### Set exercise:
How many lines hold the string "幼儿园教育指导纲要"? Reply with the number alone.

(Stored records)
--

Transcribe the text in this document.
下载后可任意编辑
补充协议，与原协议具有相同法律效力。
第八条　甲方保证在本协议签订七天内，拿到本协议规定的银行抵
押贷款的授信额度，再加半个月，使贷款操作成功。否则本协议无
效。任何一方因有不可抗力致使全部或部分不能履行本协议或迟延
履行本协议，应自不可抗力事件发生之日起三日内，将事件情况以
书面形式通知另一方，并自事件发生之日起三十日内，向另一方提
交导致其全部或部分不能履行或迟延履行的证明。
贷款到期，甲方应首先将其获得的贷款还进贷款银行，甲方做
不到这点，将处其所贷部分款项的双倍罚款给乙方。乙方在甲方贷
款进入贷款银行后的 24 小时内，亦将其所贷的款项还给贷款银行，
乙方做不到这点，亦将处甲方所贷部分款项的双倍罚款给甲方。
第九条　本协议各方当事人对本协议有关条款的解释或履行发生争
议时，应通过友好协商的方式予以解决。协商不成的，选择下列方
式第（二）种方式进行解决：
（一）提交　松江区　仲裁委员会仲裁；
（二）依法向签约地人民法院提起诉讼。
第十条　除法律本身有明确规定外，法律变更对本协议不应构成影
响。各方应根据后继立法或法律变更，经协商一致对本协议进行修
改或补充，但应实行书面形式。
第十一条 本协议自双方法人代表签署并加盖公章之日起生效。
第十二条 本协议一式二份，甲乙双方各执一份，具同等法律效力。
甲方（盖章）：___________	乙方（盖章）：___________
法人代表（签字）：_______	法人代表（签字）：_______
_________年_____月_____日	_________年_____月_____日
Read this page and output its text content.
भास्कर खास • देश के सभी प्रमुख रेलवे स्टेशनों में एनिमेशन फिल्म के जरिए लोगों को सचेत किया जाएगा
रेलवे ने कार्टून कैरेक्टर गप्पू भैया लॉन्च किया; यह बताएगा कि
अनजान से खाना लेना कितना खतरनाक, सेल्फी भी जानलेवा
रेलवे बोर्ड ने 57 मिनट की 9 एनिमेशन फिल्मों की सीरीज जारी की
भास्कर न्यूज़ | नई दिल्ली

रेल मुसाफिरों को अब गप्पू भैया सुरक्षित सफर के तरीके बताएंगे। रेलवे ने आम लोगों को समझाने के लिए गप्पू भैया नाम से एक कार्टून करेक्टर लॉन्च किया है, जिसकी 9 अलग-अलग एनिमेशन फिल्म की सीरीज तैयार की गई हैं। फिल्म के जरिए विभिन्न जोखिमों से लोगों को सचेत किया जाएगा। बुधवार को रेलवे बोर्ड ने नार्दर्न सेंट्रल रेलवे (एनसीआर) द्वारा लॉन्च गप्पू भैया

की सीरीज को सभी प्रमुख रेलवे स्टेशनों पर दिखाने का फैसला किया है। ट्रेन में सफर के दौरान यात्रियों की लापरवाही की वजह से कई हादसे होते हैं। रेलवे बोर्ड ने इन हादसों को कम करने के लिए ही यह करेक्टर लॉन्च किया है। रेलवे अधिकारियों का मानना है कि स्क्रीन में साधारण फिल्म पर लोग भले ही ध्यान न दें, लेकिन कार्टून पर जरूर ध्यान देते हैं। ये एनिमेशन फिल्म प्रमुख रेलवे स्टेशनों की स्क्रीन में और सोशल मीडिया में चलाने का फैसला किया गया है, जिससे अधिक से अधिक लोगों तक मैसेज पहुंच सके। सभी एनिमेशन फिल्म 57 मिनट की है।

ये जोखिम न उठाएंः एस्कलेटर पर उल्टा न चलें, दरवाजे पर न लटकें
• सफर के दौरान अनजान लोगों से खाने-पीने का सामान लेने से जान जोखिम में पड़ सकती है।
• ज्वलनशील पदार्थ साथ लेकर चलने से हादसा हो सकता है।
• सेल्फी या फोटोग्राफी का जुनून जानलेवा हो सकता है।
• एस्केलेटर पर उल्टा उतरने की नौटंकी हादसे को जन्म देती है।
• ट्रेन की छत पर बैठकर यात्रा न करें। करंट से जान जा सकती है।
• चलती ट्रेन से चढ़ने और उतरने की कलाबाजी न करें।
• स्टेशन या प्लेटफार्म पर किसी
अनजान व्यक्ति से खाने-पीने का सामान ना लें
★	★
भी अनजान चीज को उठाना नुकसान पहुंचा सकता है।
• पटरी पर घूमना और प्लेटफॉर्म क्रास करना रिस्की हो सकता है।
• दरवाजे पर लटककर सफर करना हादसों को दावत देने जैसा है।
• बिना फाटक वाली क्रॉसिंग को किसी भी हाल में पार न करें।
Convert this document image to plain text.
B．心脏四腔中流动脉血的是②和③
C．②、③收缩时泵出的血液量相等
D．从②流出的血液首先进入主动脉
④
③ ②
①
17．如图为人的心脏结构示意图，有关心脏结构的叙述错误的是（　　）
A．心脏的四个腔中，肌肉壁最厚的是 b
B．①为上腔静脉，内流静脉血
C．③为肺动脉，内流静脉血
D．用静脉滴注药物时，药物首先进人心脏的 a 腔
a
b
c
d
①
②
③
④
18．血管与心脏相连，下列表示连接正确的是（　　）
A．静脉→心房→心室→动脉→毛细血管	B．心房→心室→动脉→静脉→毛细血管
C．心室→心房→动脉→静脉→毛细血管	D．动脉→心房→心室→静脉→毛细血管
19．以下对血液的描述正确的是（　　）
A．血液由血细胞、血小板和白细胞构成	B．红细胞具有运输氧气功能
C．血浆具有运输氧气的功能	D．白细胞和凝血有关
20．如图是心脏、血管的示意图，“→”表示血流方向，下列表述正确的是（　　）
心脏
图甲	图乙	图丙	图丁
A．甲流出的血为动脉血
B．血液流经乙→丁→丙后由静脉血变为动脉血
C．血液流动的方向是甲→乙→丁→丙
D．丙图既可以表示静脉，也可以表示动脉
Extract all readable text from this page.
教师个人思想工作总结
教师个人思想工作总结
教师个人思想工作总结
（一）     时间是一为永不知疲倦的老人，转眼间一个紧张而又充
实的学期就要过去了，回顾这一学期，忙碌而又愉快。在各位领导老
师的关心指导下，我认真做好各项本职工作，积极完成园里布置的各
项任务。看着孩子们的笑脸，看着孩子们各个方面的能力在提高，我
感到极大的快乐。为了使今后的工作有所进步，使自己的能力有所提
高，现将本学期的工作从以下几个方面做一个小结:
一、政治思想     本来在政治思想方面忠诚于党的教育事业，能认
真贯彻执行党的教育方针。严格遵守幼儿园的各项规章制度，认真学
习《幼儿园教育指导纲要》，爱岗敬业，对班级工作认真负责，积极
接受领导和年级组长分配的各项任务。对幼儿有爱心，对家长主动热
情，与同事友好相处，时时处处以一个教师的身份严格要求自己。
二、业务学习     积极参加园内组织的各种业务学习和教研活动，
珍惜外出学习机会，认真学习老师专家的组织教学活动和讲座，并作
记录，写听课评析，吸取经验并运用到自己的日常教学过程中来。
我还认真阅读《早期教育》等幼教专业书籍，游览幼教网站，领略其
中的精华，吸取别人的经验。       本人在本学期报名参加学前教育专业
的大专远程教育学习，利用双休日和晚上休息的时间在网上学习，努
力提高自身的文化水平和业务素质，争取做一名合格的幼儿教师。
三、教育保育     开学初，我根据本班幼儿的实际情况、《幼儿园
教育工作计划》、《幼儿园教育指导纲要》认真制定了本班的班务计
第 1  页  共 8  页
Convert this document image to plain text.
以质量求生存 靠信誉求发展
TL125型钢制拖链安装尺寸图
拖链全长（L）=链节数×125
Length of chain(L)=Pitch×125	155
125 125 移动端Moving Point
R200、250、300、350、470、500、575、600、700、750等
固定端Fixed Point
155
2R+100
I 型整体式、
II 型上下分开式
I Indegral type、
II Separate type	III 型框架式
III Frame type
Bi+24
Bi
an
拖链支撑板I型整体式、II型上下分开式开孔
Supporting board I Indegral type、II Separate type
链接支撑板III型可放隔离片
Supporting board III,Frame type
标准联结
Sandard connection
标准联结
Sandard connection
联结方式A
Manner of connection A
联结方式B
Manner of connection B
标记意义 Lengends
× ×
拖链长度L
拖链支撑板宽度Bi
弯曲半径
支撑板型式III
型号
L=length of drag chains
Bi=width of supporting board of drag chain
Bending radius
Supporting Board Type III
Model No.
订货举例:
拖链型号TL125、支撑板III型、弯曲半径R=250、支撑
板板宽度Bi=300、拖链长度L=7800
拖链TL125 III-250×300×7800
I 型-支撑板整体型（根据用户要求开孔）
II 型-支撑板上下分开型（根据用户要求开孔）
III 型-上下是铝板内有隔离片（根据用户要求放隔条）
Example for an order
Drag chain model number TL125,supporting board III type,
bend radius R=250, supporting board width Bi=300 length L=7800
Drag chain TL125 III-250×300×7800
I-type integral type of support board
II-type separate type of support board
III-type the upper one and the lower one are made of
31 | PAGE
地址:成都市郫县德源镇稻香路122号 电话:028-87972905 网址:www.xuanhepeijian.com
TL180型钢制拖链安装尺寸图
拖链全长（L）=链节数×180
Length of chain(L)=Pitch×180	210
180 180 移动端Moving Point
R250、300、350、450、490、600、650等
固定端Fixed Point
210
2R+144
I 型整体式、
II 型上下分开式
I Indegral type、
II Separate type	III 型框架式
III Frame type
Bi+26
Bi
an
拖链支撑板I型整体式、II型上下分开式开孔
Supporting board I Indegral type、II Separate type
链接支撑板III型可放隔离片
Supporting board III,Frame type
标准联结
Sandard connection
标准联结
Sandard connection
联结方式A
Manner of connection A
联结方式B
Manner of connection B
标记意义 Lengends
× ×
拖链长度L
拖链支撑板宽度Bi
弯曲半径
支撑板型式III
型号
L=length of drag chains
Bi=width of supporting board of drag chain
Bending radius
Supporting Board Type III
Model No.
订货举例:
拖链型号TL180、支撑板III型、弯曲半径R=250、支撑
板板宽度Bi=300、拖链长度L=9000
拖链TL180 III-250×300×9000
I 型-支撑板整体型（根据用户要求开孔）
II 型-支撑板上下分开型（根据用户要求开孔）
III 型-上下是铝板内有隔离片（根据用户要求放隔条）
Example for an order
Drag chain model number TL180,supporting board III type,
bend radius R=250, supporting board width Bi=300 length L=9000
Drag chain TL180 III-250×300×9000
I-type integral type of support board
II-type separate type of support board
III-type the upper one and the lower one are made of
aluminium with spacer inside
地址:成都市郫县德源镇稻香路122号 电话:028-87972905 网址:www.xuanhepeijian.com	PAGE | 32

--

### Task response:
2